▸ **Written task 1**
In the account of the missing dinghy, how powerful is the replacement motor?
▸ **Written task 2**
Rewrite the dinghy account from "(Not exactly) Waisting" to "weight loss either.", changing "Thailand" to "Vietnam".
▸ **Written task 3**
Do these statements agree with the dinghy account? Answer yes or no for each, quoting the deciding words. (a) El Commandante asked for everybody's email address. (b) The new dinghy was made in Trinidad. (c) The narrator gave up all of the Spanish-English grammar books.

It was in that second interview that I got to use my Feisty sentence, which unexpectedly served not to describe our whereabouts on the night in question but instead to immediately throw Jackie and Mel into the category of potential perpetrators. El Commandante had an investigation to pursue – an opportunity presented to him not often in Los Testigos -- so I think he may, in his zeal, deliberately overlooked the point that we were actually aboard Feisty during the event and had these two shifty characters in our line of sight the entire time.

 

Frankly, I thought he was well on his way to dragging them in for questioning, until I was able to explain that, No, they were very good friends, in fact, we’d been traveling with them almost a year, so why would they wait to take our dinghy in this of all places – a crimeless area under his jurisdiction, no less. Only then did El Commandante abandon his plan to haul them into his little blue cupcake of a headquarters, bound in shackles and chains (an outfit I knew Jackie would hate, although she would have been ready for the mugshots, having just gotten a terrific haircut and a decent color job before we left Trinidad.)

 

Instead he insisted on having everybody’s email address, even including Mel’s relatives on the mainland, who I’d unfortunately brought up in my own zeal to answer every one of his silly questions. (Giving him the benefit of the doubt, I don’t think he could envision the reality that we actually have email onboard.) We parted good friends and I was relieved of only one, not all, of my Spanish-English grammar books by Diaz Teneo…Guess I should’ve traveled a little heavier – like with a keg of beer.

 

Now the reason, I am sure, that we did not succeed in getting a copy of the Commandante’s official report faxed to us in Porlamar or even delivered by local fishing boat, is that he is still putting the last flourishes on it. This may in fact occupy his time for the next few months – unless someone is caught whom he can shoot.

 

The report of L’il Lulu’s disappearance went out to all local Guardacostas and to all cruisers on the Safety and Security Net. She has not been seen anywhere, so we’re filing our insurance claims and occupied much of our time in Porlamar with getting another one. This time we’re going with a 25-horsepower motor – unusable for fisherman, or even for parts. The dinghy itself, made on the Venezuelan mainland, will be there in Porlamar when we return. No one, save us (and we’re obviously crazy) is happy that we succeeded in ordering her with a blue bottom and trim!

 

(Not exactly) Waisting Away in Margaritaville

The delights of Porlamar were not its tall buildings, for sure, and not the many giant, Costco-sized supermarkets – even though they do have butchers on staff custom-cutting sides of beef – but, to be sure, they were, primarily, food-related: Right in the anchorage were two super-casual, open-air local restaurants – the kind we haven’t experienced since Thailand when Gary and I, always intrepid in the food arena, ate from of any pots or grill along the streets that struck our fancy. But there in Porlamar we didn’t have to put up with the ensuing diarrhea: of course we didn’t get the concomitant weight loss either.

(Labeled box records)
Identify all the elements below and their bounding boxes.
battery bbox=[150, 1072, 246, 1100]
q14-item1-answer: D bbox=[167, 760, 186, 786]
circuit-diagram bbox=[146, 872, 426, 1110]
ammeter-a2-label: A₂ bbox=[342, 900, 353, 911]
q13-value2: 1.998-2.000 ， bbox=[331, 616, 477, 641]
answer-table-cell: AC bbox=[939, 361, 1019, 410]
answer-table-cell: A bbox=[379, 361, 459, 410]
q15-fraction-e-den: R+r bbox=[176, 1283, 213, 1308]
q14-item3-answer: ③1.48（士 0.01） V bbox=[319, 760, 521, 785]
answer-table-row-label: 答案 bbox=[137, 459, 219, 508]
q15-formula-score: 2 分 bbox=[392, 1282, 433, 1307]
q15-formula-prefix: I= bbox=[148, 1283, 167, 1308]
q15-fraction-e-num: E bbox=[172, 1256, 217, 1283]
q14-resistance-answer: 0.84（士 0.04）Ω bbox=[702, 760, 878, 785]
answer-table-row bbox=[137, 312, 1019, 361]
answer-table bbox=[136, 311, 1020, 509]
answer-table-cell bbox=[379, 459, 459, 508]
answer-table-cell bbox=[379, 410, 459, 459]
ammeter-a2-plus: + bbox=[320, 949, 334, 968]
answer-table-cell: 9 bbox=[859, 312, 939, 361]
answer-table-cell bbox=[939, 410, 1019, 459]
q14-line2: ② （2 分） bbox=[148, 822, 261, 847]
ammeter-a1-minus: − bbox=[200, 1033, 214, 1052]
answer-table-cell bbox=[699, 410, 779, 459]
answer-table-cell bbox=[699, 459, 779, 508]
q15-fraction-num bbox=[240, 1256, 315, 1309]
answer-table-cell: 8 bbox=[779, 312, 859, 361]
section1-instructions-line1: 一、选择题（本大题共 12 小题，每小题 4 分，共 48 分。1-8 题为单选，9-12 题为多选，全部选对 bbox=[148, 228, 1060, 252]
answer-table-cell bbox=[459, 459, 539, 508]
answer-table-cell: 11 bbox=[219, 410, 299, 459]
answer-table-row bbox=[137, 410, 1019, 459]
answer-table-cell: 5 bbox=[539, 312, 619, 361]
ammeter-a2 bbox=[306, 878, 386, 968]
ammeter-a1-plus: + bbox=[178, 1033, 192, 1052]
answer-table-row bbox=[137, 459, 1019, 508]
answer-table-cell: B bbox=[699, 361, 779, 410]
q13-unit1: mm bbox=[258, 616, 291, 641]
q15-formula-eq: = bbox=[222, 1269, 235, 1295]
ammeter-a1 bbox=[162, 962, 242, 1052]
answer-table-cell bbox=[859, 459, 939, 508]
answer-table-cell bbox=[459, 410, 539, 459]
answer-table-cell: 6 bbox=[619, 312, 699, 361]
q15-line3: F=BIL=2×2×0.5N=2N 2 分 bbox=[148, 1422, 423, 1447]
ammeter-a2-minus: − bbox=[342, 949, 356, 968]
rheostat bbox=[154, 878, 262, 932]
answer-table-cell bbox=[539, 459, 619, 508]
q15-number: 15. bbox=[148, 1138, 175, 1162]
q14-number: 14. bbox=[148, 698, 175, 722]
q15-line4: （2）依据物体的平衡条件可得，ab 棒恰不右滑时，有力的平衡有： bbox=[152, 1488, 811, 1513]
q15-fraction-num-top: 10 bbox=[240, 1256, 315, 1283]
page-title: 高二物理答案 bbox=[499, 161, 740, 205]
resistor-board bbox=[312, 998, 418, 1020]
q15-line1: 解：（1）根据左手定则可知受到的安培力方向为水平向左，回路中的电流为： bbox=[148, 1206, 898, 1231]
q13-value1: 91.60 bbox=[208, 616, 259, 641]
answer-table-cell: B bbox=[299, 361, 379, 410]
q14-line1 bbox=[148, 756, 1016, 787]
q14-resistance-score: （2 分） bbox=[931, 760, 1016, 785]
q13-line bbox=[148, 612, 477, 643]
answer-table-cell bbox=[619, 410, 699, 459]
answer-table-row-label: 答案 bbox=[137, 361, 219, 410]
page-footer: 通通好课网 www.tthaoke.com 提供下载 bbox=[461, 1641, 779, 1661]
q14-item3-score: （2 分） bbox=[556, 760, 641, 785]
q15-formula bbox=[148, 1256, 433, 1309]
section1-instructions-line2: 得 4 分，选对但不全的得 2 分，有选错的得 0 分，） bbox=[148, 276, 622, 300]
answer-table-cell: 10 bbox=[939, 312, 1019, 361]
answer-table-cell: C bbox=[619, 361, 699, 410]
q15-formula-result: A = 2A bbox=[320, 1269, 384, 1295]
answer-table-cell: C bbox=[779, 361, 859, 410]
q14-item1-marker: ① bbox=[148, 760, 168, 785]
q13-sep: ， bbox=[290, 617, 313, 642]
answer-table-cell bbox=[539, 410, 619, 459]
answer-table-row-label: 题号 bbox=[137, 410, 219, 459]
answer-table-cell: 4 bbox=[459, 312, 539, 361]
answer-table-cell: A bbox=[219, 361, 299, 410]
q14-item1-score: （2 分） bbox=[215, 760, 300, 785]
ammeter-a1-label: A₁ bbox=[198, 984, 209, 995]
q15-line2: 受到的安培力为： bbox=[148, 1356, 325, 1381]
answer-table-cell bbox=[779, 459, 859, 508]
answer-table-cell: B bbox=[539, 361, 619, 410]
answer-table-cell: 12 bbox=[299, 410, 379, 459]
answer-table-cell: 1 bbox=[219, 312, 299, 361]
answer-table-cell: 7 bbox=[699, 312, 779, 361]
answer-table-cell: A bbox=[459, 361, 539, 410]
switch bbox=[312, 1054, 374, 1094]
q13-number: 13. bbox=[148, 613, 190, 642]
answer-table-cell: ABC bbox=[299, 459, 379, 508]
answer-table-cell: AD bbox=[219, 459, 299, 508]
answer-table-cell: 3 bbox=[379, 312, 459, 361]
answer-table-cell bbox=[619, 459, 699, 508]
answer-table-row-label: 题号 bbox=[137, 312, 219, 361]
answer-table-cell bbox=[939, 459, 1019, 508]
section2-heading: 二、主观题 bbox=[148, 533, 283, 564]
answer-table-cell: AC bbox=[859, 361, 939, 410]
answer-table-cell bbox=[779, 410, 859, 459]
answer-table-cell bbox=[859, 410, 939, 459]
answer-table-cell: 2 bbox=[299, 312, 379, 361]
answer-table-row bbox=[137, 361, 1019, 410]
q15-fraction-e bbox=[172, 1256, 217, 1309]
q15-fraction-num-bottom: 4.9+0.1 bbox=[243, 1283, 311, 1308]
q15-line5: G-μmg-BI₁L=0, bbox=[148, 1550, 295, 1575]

▸ **Full response 1**
25 horsepower.

▸ **Full response 2**
(Not exactly) Waisting Away in Margaritaville

The delights of Porlamar were not its tall buildings, for sure, and not the many giant, Costco-sized supermarkets – even though they do have butchers on staff custom-cutting sides of beef – but, to be sure, they were, primarily, food-related: Right in the anchorage were two super-casual, open-air local restaurants – the kind we haven’t experienced since Vietnam when Gary and I, always intrepid in the food arena, ate from of any pots or grill along the streets that struck our fancy. But there in Porlamar we didn’t have to put up with the ensuing diarrhea: of course we didn’t get the concomitant weight loss either.

▸ **Full response 3**
(a) Yes: "he insisted on having everybody’s email address"
(b) No: "The dinghy itself, made on the Venezuelan mainland"
(c) No: "I was relieved of only one, not all, of my Spanish-English grammar books"